▼
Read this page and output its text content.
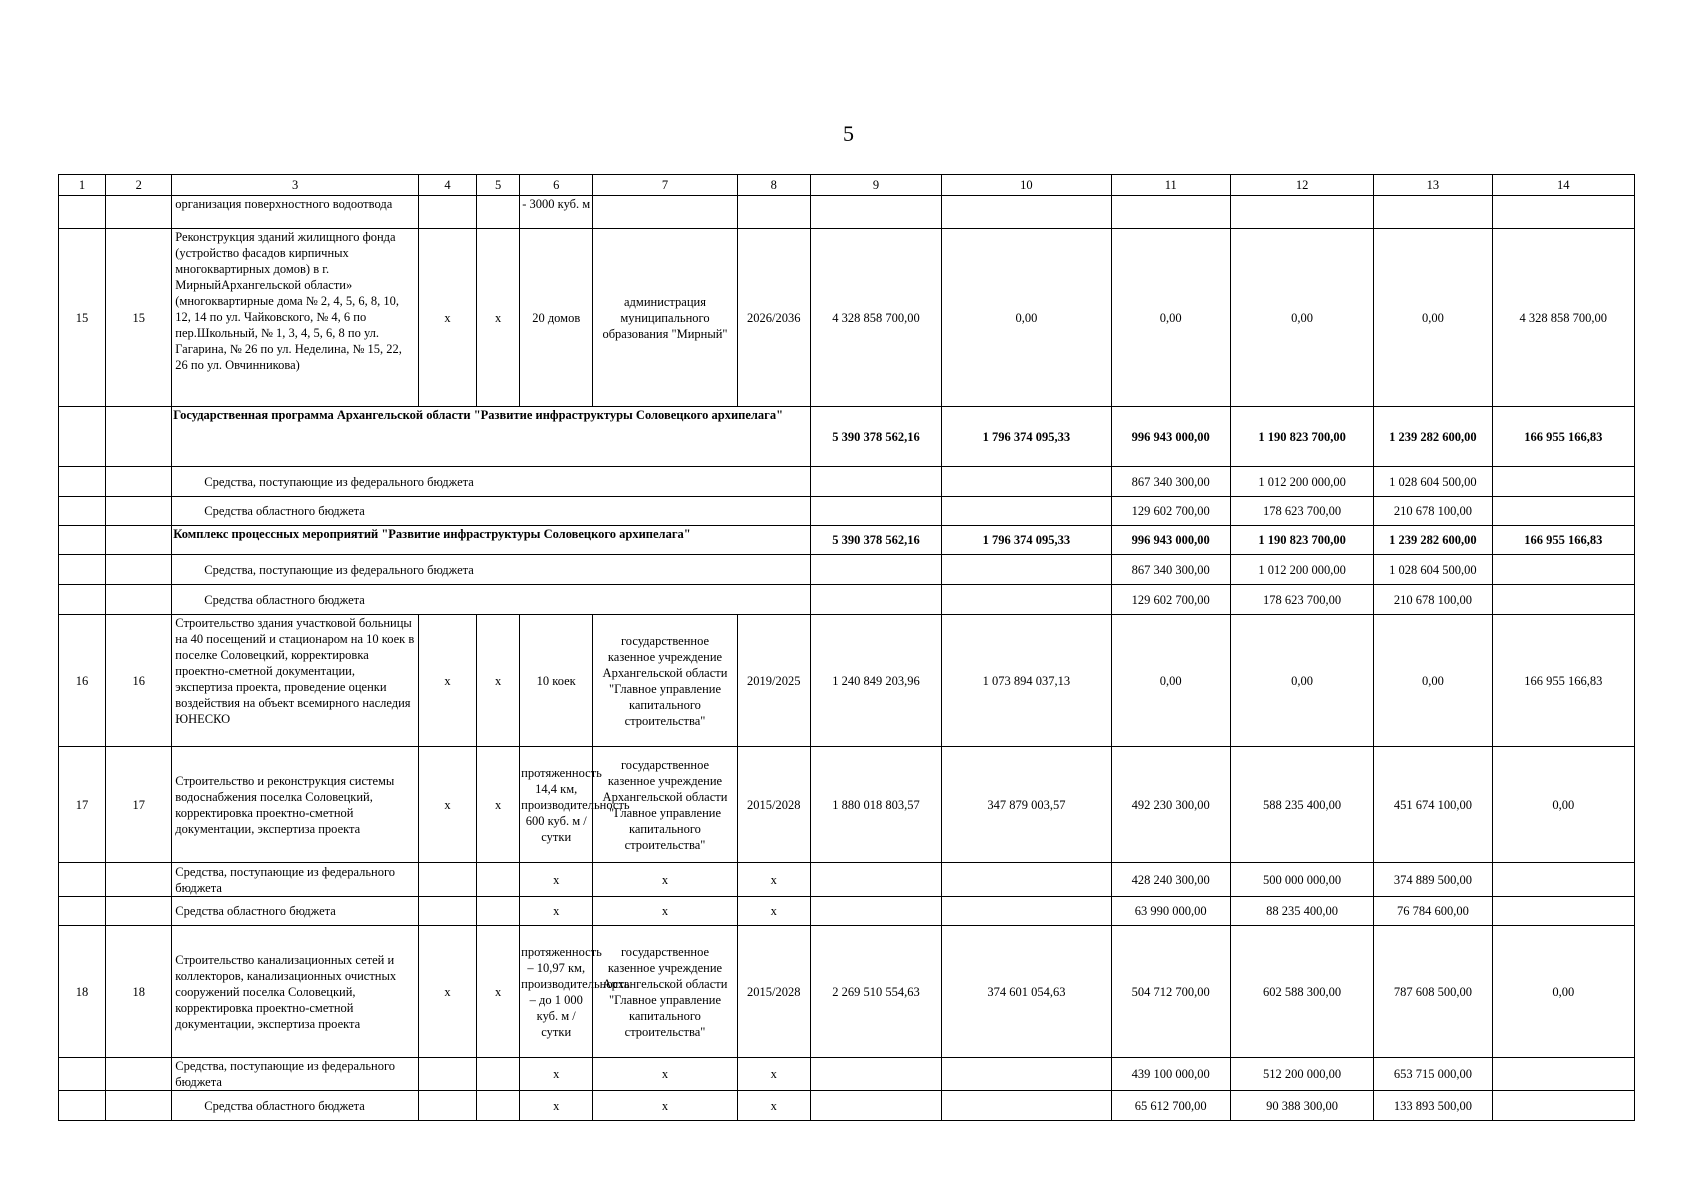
5
1	2	3	4	5	6	7	8	9	10	11	12	13	14
		организация поверхностного водоотвода			- 3000 куб. м								
15	15	Реконструкция зданий жилищного фонда (устройство фасадов кирпичных многоквартирных домов) в г. МирныйАрхангельской области» (многоквартирные дома № 2, 4, 5, 6, 8, 10, 12, 14 по ул. Чайковского, № 4, 6 по пер.Школьный, № 1, 3, 4, 5, 6, 8 по ул. Гагарина, № 26 по ул. Неделина, № 15, 22, 26 по ул. Овчинникова)	х	х	20 домов	администрация муниципального образования "Мирный"	2026/2036	4 328 858 700,00	0,00	0,00	0,00	0,00	4 328 858 700,00
		Государственная программа Архангельской области "Развитие инфраструктуры Соловецкого архипелага"						5 390 378 562,16	1 796 374 095,33	996 943 000,00	1 190 823 700,00	1 239 282 600,00	166 955 166,83
		Средства, поступающие из федерального бюджета								867 340 300,00	1 012 200 000,00	1 028 604 500,00	
		Средства областного бюджета								129 602 700,00	178 623 700,00	210 678 100,00	
		Комплекс процессных мероприятий "Развитие инфраструктуры Соловецкого архипелага"						5 390 378 562,16	1 796 374 095,33	996 943 000,00	1 190 823 700,00	1 239 282 600,00	166 955 166,83
		Средства, поступающие из федерального бюджета								867 340 300,00	1 012 200 000,00	1 028 604 500,00	
		Средства областного бюджета								129 602 700,00	178 623 700,00	210 678 100,00	
16	16	Строительство здания участковой больницы на 40 посещений и стационаром на 10 коек в поселке Соловецкий, корректировка проектно-сметной документации, экспертиза проекта, проведение оценки воздействия на объект всемирного наследия ЮНЕСКО	х	х	10 коек	государственное казенное учреждение Архангельской области "Главное управление капитального строительства"	2019/2025	1 240 849 203,96	1 073 894 037,13	0,00	0,00	0,00	166 955 166,83
17	17	Строительство и реконструкция системы водоснабжения поселка Соловецкий, корректировка проектно-сметной документации, экспертиза проекта	х	х	протяженность 14,4 км, производительность 600 куб. м / сутки	государственное казенное учреждение Архангельской области "Главное управление капитального строительства"	2015/2028	1 880 018 803,57	347 879 003,57	492 230 300,00	588 235 400,00	451 674 100,00	0,00
		Средства, поступающие из федерального бюджета			х	х	х			428 240 300,00	500 000 000,00	374 889 500,00	
		Средства областного бюджета			х	х	х			63 990 000,00	88 235 400,00	76 784 600,00	
18	18	Строительство канализационных сетей и коллекторов, канализационных очистных сооружений поселка Соловецкий, корректировка проектно-сметной документации, экспертиза проекта	х	х	протяженность – 10,97 км, производительность – до 1 000 куб. м / сутки	государственное казенное учреждение Архангельской области "Главное управление капитального строительства"	2015/2028	2 269 510 554,63	374 601 054,63	504 712 700,00	602 588 300,00	787 608 500,00	0,00
		Средства, поступающие из федерального бюджета			х	х	х			439 100 000,00	512 200 000,00	653 715 000,00	
		Средства областного бюджета			х	х	х			65 612 700,00	90 388 300,00	133 893 500,00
▲
▶ Do this
Write out the whole listing exactly, and drop the pictures.

▶ Answer to this task
Read this page and output its text content.
5
1	2	3	4	5	6	7	8	9	10	11	12	13	14
		организация поверхностного водоотвода			- 3000 куб. м								
15	15	Реконструкция зданий жилищного фонда (устройство фасадов кирпичных многоквартирных домов) в г. МирныйАрхангельской области» (многоквартирные дома № 2, 4, 5, 6, 8, 10, 12, 14 по ул. Чайковского, № 4, 6 по пер.Школьный, № 1, 3, 4, 5, 6, 8 по ул. Гагарина, № 26 по ул. Неделина, № 15, 22, 26 по ул. Овчинникова)	х	х	20 домов	администрация муниципального образования "Мирный"	2026/2036	4 328 858 700,00	0,00	0,00	0,00	0,00	4 328 858 700,00
		Государственная программа Архангельской области "Развитие инфраструктуры Соловецкого архипелага"						5 390 378 562,16	1 796 374 095,33	996 943 000,00	1 190 823 700,00	1 239 282 600,00	166 955 166,83
		Средства, поступающие из федерального бюджета								867 340 300,00	1 012 200 000,00	1 028 604 500,00	
		Средства областного бюджета								129 602 700,00	178 623 700,00	210 678 100,00	
		Комплекс процессных мероприятий "Развитие инфраструктуры Соловецкого архипелага"						5 390 378 562,16	1 796 374 095,33	996 943 000,00	1 190 823 700,00	1 239 282 600,00	166 955 166,83
		Средства, поступающие из федерального бюджета								867 340 300,00	1 012 200 000,00	1 028 604 500,00	
		Средства областного бюджета								129 602 700,00	178 623 700,00	210 678 100,00	
16	16	Строительство здания участковой больницы на 40 посещений и стационаром на 10 коек в поселке Соловецкий, корректировка проектно-сметной документации, экспертиза проекта, проведение оценки воздействия на объект всемирного наследия ЮНЕСКО	х	х	10 коек	государственное казенное учреждение Архангельской области "Главное управление капитального строительства"	2019/2025	1 240 849 203,96	1 073 894 037,13	0,00	0,00	0,00	166 955 166,83
17	17	Строительство и реконструкция системы водоснабжения поселка Соловецкий, корректировка проектно-сметной документации, экспертиза проекта	х	х	протяженность 14,4 км, производительность 600 куб. м / сутки	государственное казенное учреждение Архангельской области "Главное управление капитального строительства"	2015/2028	1 880 018 803,57	347 879 003,57	492 230 300,00	588 235 400,00	451 674 100,00	0,00
		Средства, поступающие из федерального бюджета			х	х	х			428 240 300,00	500 000 000,00	374 889 500,00	
		Средства областного бюджета			х	х	х			63 990 000,00	88 235 400,00	76 784 600,00	
18	18	Строительство канализационных сетей и коллекторов, канализационных очистных сооружений поселка Соловецкий, корректировка проектно-сметной документации, экспертиза проекта	х	х	протяженность – 10,97 км, производительность – до 1 000 куб. м / сутки	государственное казенное учреждение Архангельской области "Главное управление капитального строительства"	2015/2028	2 269 510 554,63	374 601 054,63	504 712 700,00	602 588 300,00	787 608 500,00	0,00
		Средства, поступающие из федерального бюджета			х	х	х			439 100 000,00	512 200 000,00	653 715 000,00	
		Средства областного бюджета			х	х	х			65 612 700,00	90 388 300,00	133 893 500,00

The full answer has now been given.